• **SOURCE**:
★ ★ ★
With the above classification, we propose the following MOB_NBR-ADV format as
shown in Figure 4. We group BSs according to their cell type. Therefore, within each cell
type, common parts can be easily captured by a shared [common part]. The unique part
for each BS(RS) is encoded by type-length-value (TLV) fields or some other predefined
format. Overhead compression via delta information for BSs of the same cell type and
similar configurations is still possible since for each cell type a typical BS is chosen. It is
clear the proposed MOB_NBR-ADV significantly compresses the overhead by removing
redundancies existing among BSs belonging to the same cell type.

Based on the proposed MOB_NBR-ADV message format, BS can adaptively broadcast
unique and common parts with different intervals, as shown in Figure 5. The rules for
broadcasting MOB_NBR-ADV, in order to balance signaling overheads and HO delay
performance, are as follows:
   1. BS broadcasts common parts with large intervals T1, to reduce overheads without
      compromising any functionality.
★ ★ ★
• **RAW DATA**:
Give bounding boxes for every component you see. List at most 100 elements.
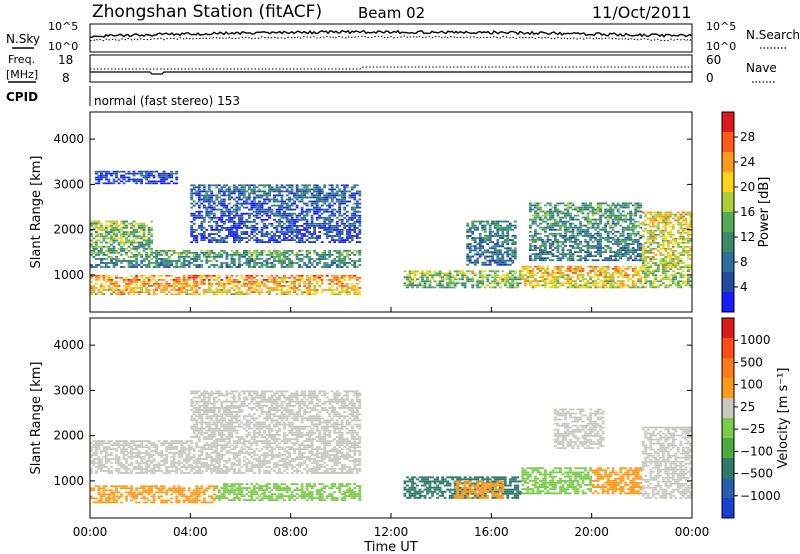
power-cell xyxy=(100,291,103,293)
power-cell xyxy=(325,279,329,281)
power-cell xyxy=(95,170,98,173)
power-cell xyxy=(285,194,289,197)
power-cell xyxy=(671,274,675,277)
power-cell xyxy=(493,253,497,256)
power-cell xyxy=(115,252,118,254)
power-cell xyxy=(295,293,299,295)
power-cell xyxy=(576,276,580,278)
power-cell xyxy=(110,239,113,242)
power-cell xyxy=(285,258,289,260)
power-cell xyxy=(245,206,249,209)
power-cell xyxy=(333,279,337,281)
power-cell xyxy=(273,218,276,221)
power-cell xyxy=(604,216,607,219)
power-cell xyxy=(340,281,344,283)
power-cell xyxy=(516,278,520,281)
power-cell xyxy=(283,200,286,203)
power-cell xyxy=(248,283,251,285)
power-cell xyxy=(468,280,472,283)
power-cell xyxy=(649,282,653,285)
power-cell xyxy=(100,283,103,285)
power-cell xyxy=(604,239,607,241)
power-cell xyxy=(649,235,653,238)
power-cell xyxy=(333,235,337,237)
power-cell xyxy=(609,212,612,215)
power-cell xyxy=(200,225,204,227)
power-cell xyxy=(338,281,342,283)
power-cell xyxy=(195,283,199,285)
power-cell xyxy=(115,285,118,287)
power-cell xyxy=(508,284,512,287)
power-cell xyxy=(614,270,617,272)
power-cell xyxy=(255,194,259,197)
power-cell xyxy=(441,278,444,281)
power-cell xyxy=(594,247,597,249)
power-cell xyxy=(333,194,337,197)
power-cell xyxy=(651,237,655,240)
power-cell xyxy=(669,248,673,250)
power-cell xyxy=(175,281,179,283)
power-cell xyxy=(230,283,234,285)
power-cell xyxy=(182,279,186,281)
power-cell xyxy=(215,216,219,219)
power-cell xyxy=(195,276,199,279)
power-cell xyxy=(441,280,444,283)
power-cell xyxy=(248,214,251,217)
power-cell xyxy=(245,200,249,203)
power-cell xyxy=(616,272,620,274)
power-cell xyxy=(105,274,108,277)
power-cell xyxy=(243,194,246,197)
power-cell xyxy=(323,229,327,231)
power-cell xyxy=(661,215,665,218)
power-cell xyxy=(631,228,635,231)
power-cell xyxy=(676,237,680,240)
power-cell xyxy=(350,194,354,197)
power-cell xyxy=(355,214,359,217)
power-cell xyxy=(197,184,201,187)
power-cell xyxy=(471,280,475,283)
power-cell xyxy=(616,230,620,233)
power-cell xyxy=(285,289,289,291)
power-cell xyxy=(160,283,163,285)
power-cell xyxy=(293,220,296,223)
power-cell xyxy=(137,224,141,227)
power-cell xyxy=(305,220,309,223)
power-cell xyxy=(448,270,452,273)
power-cell xyxy=(616,239,620,241)
power-cell xyxy=(263,260,266,262)
power-cell xyxy=(518,276,522,279)
power-cell xyxy=(212,233,216,235)
power-cell xyxy=(621,255,625,257)
power-cell xyxy=(207,204,211,207)
power-cell xyxy=(280,293,284,295)
power-cell xyxy=(546,278,550,281)
power-cell xyxy=(278,212,281,215)
power-region xyxy=(466,220,517,266)
power-cell xyxy=(132,291,136,293)
power-cell xyxy=(248,262,251,264)
power-cell xyxy=(195,281,199,283)
power-cell xyxy=(661,254,665,256)
power-cell xyxy=(200,198,204,201)
power-cell xyxy=(581,280,585,283)
power-cell xyxy=(172,287,176,289)
power-cell xyxy=(207,194,211,197)
power-cell xyxy=(438,272,442,275)
power-region xyxy=(95,170,179,185)
power-cell xyxy=(496,261,500,264)
power-cell xyxy=(180,279,184,281)
power-cell xyxy=(270,212,274,215)
power-cell xyxy=(238,260,241,262)
power-cell xyxy=(496,235,500,237)
power-cell xyxy=(549,286,552,289)
power-cell xyxy=(250,287,254,289)
power-cell xyxy=(481,251,485,254)
power-cell xyxy=(559,226,562,229)
power-cell xyxy=(644,219,648,222)
power-cell xyxy=(323,289,327,291)
power-cell xyxy=(636,241,640,243)
power-cell xyxy=(205,229,209,231)
power-cell xyxy=(340,214,344,217)
power-cell xyxy=(228,235,231,237)
power-cell xyxy=(566,220,570,223)
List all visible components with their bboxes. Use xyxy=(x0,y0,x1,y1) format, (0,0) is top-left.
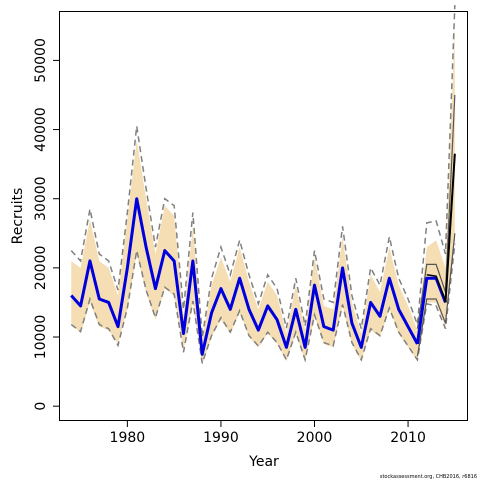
credit-annotation: stockassessment.org, CHB2016, r6816 xyxy=(380,474,477,480)
axes: 1980 1990 2000 2010 0 10000 20000 30000 40000 500… xyxy=(33,38,426,446)
y-tick-label: 30000 xyxy=(33,176,49,221)
recruits-estimate-line xyxy=(70,197,419,356)
y-tick-label: 10000 xyxy=(33,315,49,360)
retro-upper-line xyxy=(416,94,456,329)
x-tick-label: 2010 xyxy=(390,430,426,446)
x-tick-label: 1990 xyxy=(203,430,239,446)
y-tick-label: 20000 xyxy=(33,246,49,291)
ci-upper-line xyxy=(70,5,456,338)
y-tick-label: 50000 xyxy=(33,38,49,83)
x-tick-label: 2000 xyxy=(297,430,333,446)
plot-area xyxy=(70,5,456,365)
projection-line xyxy=(444,153,456,303)
y-tick-label: 40000 xyxy=(33,107,49,152)
confidence-band xyxy=(71,25,455,365)
y-axis-title: Recruits xyxy=(10,188,26,245)
retro-lower-line xyxy=(416,233,456,357)
ci-lower-line xyxy=(70,243,456,364)
y-tick-label: 0 xyxy=(33,402,49,411)
x-axis-title: Year xyxy=(248,454,279,470)
x-tick-label: 1980 xyxy=(110,430,146,446)
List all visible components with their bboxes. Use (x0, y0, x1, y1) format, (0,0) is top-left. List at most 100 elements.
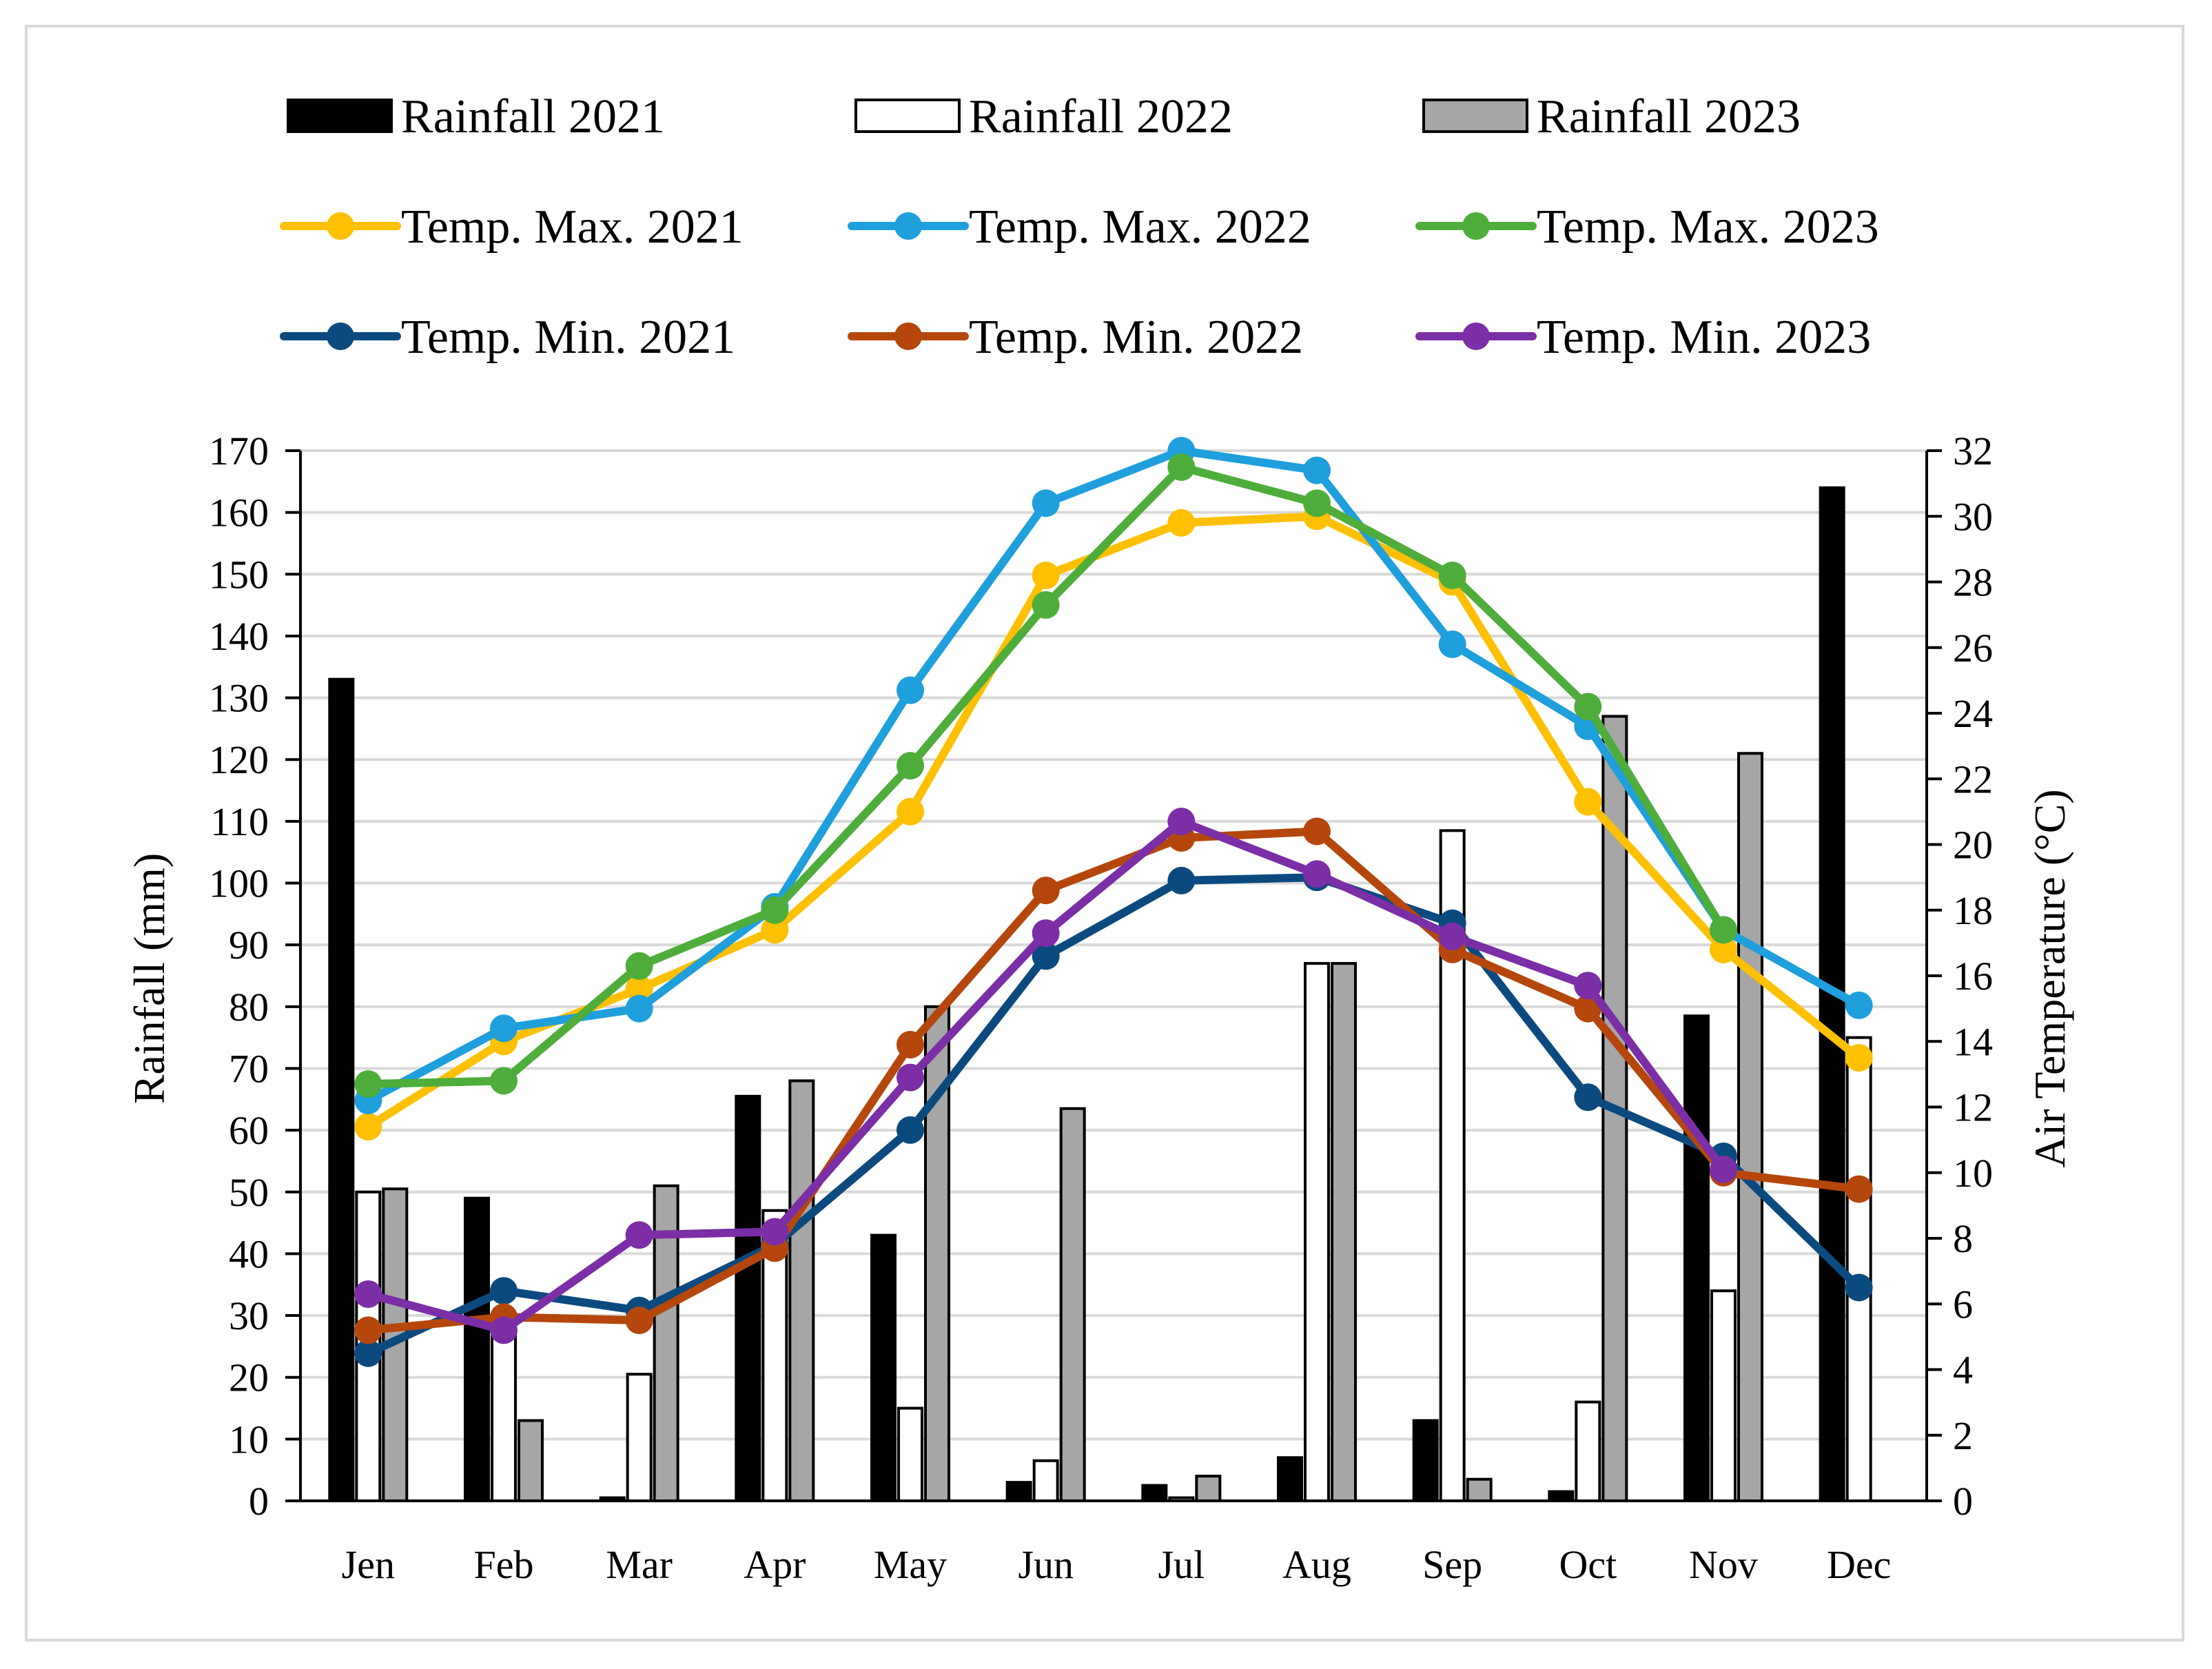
legend-marker (894, 212, 922, 240)
bar-rainfall-2023 (788, 1079, 815, 1502)
y2-tick-label: 0 (1953, 1479, 1973, 1524)
combo-chart: 0102030405060708090100110120130140150160… (125, 90, 2074, 1587)
y-tick-label: 140 (209, 614, 269, 659)
y2-tick-label: 2 (1953, 1413, 1973, 1458)
y2-tick-label: 6 (1953, 1282, 1973, 1327)
point-temp-min-2021 (1032, 942, 1060, 970)
line-temp-max-2021 (364, 512, 1863, 1132)
y2-tick-label: 16 (1953, 954, 1993, 999)
y-tick-label: 40 (229, 1231, 269, 1276)
y2-tick-label: 12 (1953, 1085, 1993, 1130)
point-temp-min-2022 (625, 1307, 653, 1335)
point-temp-min-2021 (354, 1339, 382, 1367)
x-tick-label: Jun (1018, 1542, 1074, 1587)
point-temp-max-2021 (625, 975, 653, 1003)
y-tick-label: 120 (209, 737, 269, 782)
point-temp-max-2022 (490, 1014, 518, 1043)
legend: Rainfall 2021 Rainfall 2022 Rainfall 2023 T… (280, 90, 1879, 364)
y-tick-label: 150 (209, 552, 269, 597)
bar-rainfall-2021 (1141, 1484, 1168, 1502)
x-tick-label: Mar (606, 1542, 673, 1587)
legend-swatch (854, 99, 961, 133)
bar-rainfall-2022 (1032, 1459, 1059, 1503)
y-tick-label: 160 (209, 491, 269, 535)
x-tick-label: Nov (1689, 1542, 1758, 1587)
figure-frame: 0 10 20 30 40 50 60 70 80 90 100 110 120 130 140 150 160… (25, 25, 2184, 1641)
bar-rainfall-2021 (1683, 1014, 1710, 1503)
bar-rainfall-2022 (626, 1373, 653, 1502)
point-temp-max-2023 (1303, 489, 1331, 518)
point-temp-max-2023 (761, 896, 789, 924)
point-temp-min-2021 (1574, 1083, 1602, 1112)
y2-axis-label: Air Temperature (°C) (2025, 789, 2074, 1168)
legend-label: Rainfall 2021 (401, 90, 665, 143)
point-temp-max-2021 (897, 797, 924, 826)
legend-label: Temp. Max. 2022 (969, 201, 1311, 254)
y-tick-label: 100 (209, 861, 269, 906)
point-temp-max-2022 (1303, 456, 1331, 484)
point-temp-max-2023 (354, 1070, 382, 1098)
legend-label: Rainfall 2022 (969, 90, 1233, 143)
point-temp-max-2022 (897, 676, 924, 704)
bar-rainfall-2021 (1277, 1456, 1303, 1503)
point-temp-max-2021 (1574, 788, 1602, 816)
y-tick-label: 80 (229, 985, 269, 1030)
bar-rainfall-2022 (1575, 1400, 1601, 1502)
x-tick-label: Apr (744, 1542, 806, 1587)
legend-label: Temp. Min. 2022 (969, 311, 1303, 364)
point-temp-min-2022 (897, 1031, 924, 1059)
y2-tick-label: 14 (1953, 1019, 1993, 1064)
point-temp-max-2021 (1845, 1044, 1873, 1072)
point-temp-max-2023 (1032, 591, 1060, 619)
y2-tick-label: 22 (1953, 757, 1993, 801)
point-temp-max-2023 (897, 752, 924, 780)
point-temp-min-2021 (897, 1116, 924, 1144)
y2-tick-label: 18 (1953, 888, 1993, 933)
point-temp-max-2023 (625, 952, 653, 980)
bar-rainfall-2022 (1304, 962, 1330, 1502)
point-temp-max-2021 (1710, 935, 1737, 963)
point-temp-min-2023 (1167, 808, 1196, 836)
bar-rainfall-2022 (897, 1406, 923, 1502)
x-tick-label: Dec (1827, 1542, 1891, 1587)
y-axis-label: Rainfall (mm) (125, 853, 174, 1104)
point-temp-min-2023 (897, 1063, 924, 1092)
point-temp-min-2022 (1303, 817, 1331, 846)
x-tick-label: Feb (474, 1542, 534, 1587)
y2-tick-label: 8 (1953, 1216, 1973, 1261)
y-tick-label: 50 (229, 1170, 269, 1215)
point-temp-max-2021 (761, 916, 789, 944)
y-tick-label: 90 (229, 923, 269, 967)
point-temp-max-2023 (1167, 453, 1196, 481)
legend-marker (1462, 322, 1490, 350)
x-tick-label: Jen (342, 1542, 395, 1587)
line-temp-min-2021 (364, 873, 1863, 1358)
y2-tick-label: 30 (1953, 494, 1993, 539)
bar-rainfall-2022 (1710, 1289, 1737, 1502)
bar-rainfall-2021 (735, 1094, 761, 1502)
y-tick-label: 0 (249, 1479, 269, 1524)
legend-label: Temp. Max. 2023 (1537, 201, 1879, 254)
point-temp-max-2022 (1845, 991, 1873, 1019)
legend-label: Temp. Max. 2021 (401, 201, 744, 254)
point-temp-min-2023 (1032, 919, 1060, 948)
point-temp-max-2021 (354, 1113, 382, 1141)
bar-rainfall-2021 (1005, 1481, 1032, 1503)
bar-rainfall-2021 (870, 1233, 897, 1503)
y-tick-label: 70 (229, 1046, 269, 1091)
gridlines (300, 449, 1927, 1441)
y-tick-label: 110 (210, 799, 269, 844)
legend-label: Temp. Min. 2023 (1537, 311, 1871, 364)
x-tick-label: Sep (1422, 1542, 1482, 1587)
point-temp-max-2023 (1710, 916, 1737, 944)
y-tick-label: 20 (229, 1355, 269, 1400)
point-temp-min-2023 (1574, 972, 1602, 1000)
bar-rainfall-2021 (328, 677, 355, 1502)
bar-rainfall-2023 (518, 1419, 544, 1503)
point-temp-max-2021 (1032, 561, 1060, 589)
line-temp-max-2022 (364, 447, 1863, 1105)
x-tick-label: Oct (1559, 1542, 1617, 1587)
legend-label: Rainfall 2023 (1537, 90, 1801, 143)
point-temp-max-2022 (1438, 630, 1466, 658)
y2-tick-label: 10 (1953, 1151, 1993, 1196)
★ ★ ★
• **TASKS**:
A: Quote the stretch of the MOB_NBR-ADV passage from "Based on the" through "compromising any functionality.".
B: Write what comes next in the passage on the MOB_NBR-ADV message format, picking up after its final sentence.
The records are drawn from a separate source, unrelated to the passage on the MOB_NBR-ADV message format.

• **ANSWER SET**:
A:
Based on the proposed MOB_NBR-ADV message format, BS can adaptively broadcast
unique and common parts with different intervals, as shown in Figure 5. The rules for
broadcasting MOB_NBR-ADV, in order to balance signaling overheads and HO delay
performance, are as follows:
   1. BS broadcasts common parts with large intervals T1, to reduce overheads without
      compromising any functionality.

B:
   2. BS broadcasts unique parts more frequently with small intervals T2, to allow MSS
      obtain necessary information for HO more quickly
   3. Optionally, BS may broadcast a version number (if necessary, one version
      number for network-wide common part and one version number for cell-type
      specific common part) for common part with interval T2, along with the unique
      part; MS can be sure that the cache common part is valid.
   4. BS immediately broadcasts the unique part if any changes happened or notified
      by neighboring BS from the backbone communications, which helps MS who
      likely to perform HO to obtain the up-to-date information of potential TBS

  [Common part (shared by the network)]
  For cell-type = 0:m
      [common part (cell specific)]                  Loop by cell types allows compression
    //A typical BS in this cell type                           A typical cell in this type
      BS_index = 1
       cell-type specific [configuration type];
       other configuration info in TLV;
    //other BS in this cell type
      For BS_index = 2 to k
      Cell-type specific [configuration type];     More compression when configuration
      Delta (from BS1) TLV;                   TLVs are almost the same as the typical BS


                      Figure 4 Proposed MOB_NBR-ADV format

Figure 5 Broadcast MOB_NBR-ADV with common and unique parts, with different broadcast

Note that since femto-cell deployment is likely to be dense and non-public access, a
macro-cell BS shall not broadcast neighbor femto-cells’ configuration in its MOB_NBR-
ADV message.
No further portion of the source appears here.